▶ **EXERCISE**: Will you print the material below without altering a single character?

▶ **MATERIAL PROVIDED**:
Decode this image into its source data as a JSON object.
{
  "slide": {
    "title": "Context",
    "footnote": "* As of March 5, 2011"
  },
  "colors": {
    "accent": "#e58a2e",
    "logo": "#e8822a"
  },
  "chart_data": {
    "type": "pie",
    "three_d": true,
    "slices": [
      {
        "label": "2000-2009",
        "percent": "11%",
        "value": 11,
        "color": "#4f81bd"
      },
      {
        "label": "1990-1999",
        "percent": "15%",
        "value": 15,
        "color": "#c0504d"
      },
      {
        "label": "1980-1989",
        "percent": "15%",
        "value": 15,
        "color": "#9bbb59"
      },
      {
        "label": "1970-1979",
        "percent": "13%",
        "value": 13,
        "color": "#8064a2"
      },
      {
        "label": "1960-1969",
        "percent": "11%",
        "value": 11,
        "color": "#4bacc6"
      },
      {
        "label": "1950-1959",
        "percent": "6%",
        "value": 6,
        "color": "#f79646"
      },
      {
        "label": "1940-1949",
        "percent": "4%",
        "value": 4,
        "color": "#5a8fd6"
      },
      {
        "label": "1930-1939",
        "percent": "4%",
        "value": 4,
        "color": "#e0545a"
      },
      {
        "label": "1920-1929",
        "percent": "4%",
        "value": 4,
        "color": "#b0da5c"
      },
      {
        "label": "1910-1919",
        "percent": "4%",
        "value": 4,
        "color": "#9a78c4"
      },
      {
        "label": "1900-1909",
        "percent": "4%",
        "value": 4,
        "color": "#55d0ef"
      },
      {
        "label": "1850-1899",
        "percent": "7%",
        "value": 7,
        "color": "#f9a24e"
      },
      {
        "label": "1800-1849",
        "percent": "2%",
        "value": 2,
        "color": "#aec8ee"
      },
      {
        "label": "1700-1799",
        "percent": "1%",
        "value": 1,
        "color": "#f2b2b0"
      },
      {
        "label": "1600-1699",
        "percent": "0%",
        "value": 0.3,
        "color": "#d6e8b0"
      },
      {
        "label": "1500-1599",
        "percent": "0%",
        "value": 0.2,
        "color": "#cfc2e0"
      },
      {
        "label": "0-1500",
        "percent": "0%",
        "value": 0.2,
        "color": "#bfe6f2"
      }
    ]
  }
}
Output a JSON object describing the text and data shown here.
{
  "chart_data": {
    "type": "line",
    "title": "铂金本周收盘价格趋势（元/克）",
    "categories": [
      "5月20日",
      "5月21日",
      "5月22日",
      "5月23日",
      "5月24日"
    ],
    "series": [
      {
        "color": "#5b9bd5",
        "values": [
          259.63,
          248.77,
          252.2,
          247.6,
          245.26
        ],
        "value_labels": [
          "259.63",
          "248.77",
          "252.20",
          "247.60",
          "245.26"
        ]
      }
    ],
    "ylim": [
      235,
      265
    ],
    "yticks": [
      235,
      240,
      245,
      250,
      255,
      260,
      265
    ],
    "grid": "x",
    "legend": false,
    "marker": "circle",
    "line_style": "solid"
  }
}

▶ **RESPONSE**:
Decode this image into its source data as a JSON object.
{
  "slide": {
    "title": "Context",
    "footnote": "* As of March 5, 2011"
  },
  "colors": {
    "accent": "#e58a2e",
    "logo": "#e8822a"
  },
  "chart_data": {
    "type": "pie",
    "three_d": true,
    "slices": [
      {
        "label": "2000-2009",
        "percent": "11%",
        "value": 11,
        "color": "#4f81bd"
      },
      {
        "label": "1990-1999",
        "percent": "15%",
        "value": 15,
        "color": "#c0504d"
      },
      {
        "label": "1980-1989",
        "percent": "15%",
        "value": 15,
        "color": "#9bbb59"
      },
      {
        "label": "1970-1979",
        "percent": "13%",
        "value": 13,
        "color": "#8064a2"
      },
      {
        "label": "1960-1969",
        "percent": "11%",
        "value": 11,
        "color": "#4bacc6"
      },
      {
        "label": "1950-1959",
        "percent": "6%",
        "value": 6,
        "color": "#f79646"
      },
      {
        "label": "1940-1949",
        "percent": "4%",
        "value": 4,
        "color": "#5a8fd6"
      },
      {
        "label": "1930-1939",
        "percent": "4%",
        "value": 4,
        "color": "#e0545a"
      },
      {
        "label": "1920-1929",
        "percent": "4%",
        "value": 4,
        "color": "#b0da5c"
      },
      {
        "label": "1910-1919",
        "percent": "4%",
        "value": 4,
        "color": "#9a78c4"
      },
      {
        "label": "1900-1909",
        "percent": "4%",
        "value": 4,
        "color": "#55d0ef"
      },
      {
        "label": "1850-1899",
        "percent": "7%",
        "value": 7,
        "color": "#f9a24e"
      },
      {
        "label": "1800-1849",
        "percent": "2%",
        "value": 2,
        "color": "#aec8ee"
      },
      {
        "label": "1700-1799",
        "percent": "1%",
        "value": 1,
        "color": "#f2b2b0"
      },
      {
        "label": "1600-1699",
        "percent": "0%",
        "value": 0.3,
        "color": "#d6e8b0"
      },
      {
        "label": "1500-1599",
        "percent": "0%",
        "value": 0.2,
        "color": "#cfc2e0"
      },
      {
        "label": "0-1500",
        "percent": "0%",
        "value": 0.2,
        "color": "#bfe6f2"
      }
    ]
  }
}
Output a JSON object describing the text and data shown here.
{
  "chart_data": {
    "type": "line",
    "title": "铂金本周收盘价格趋势（元/克）",
    "categories": [
      "5月20日",
      "5月21日",
      "5月22日",
      "5月23日",
      "5月24日"
    ],
    "series": [
      {
        "color": "#5b9bd5",
        "values": [
          259.63,
          248.77,
          252.2,
          247.6,
          245.26
        ],
        "value_labels": [
          "259.63",
          "248.77",
          "252.20",
          "247.60",
          "245.26"
        ]
      }
    ],
    "ylim": [
      235,
      265
    ],
    "yticks": [
      235,
      240,
      245,
      250,
      255,
      260,
      265
    ],
    "grid": "x",
    "legend": false,
    "marker": "circle",
    "line_style": "solid"
  }
}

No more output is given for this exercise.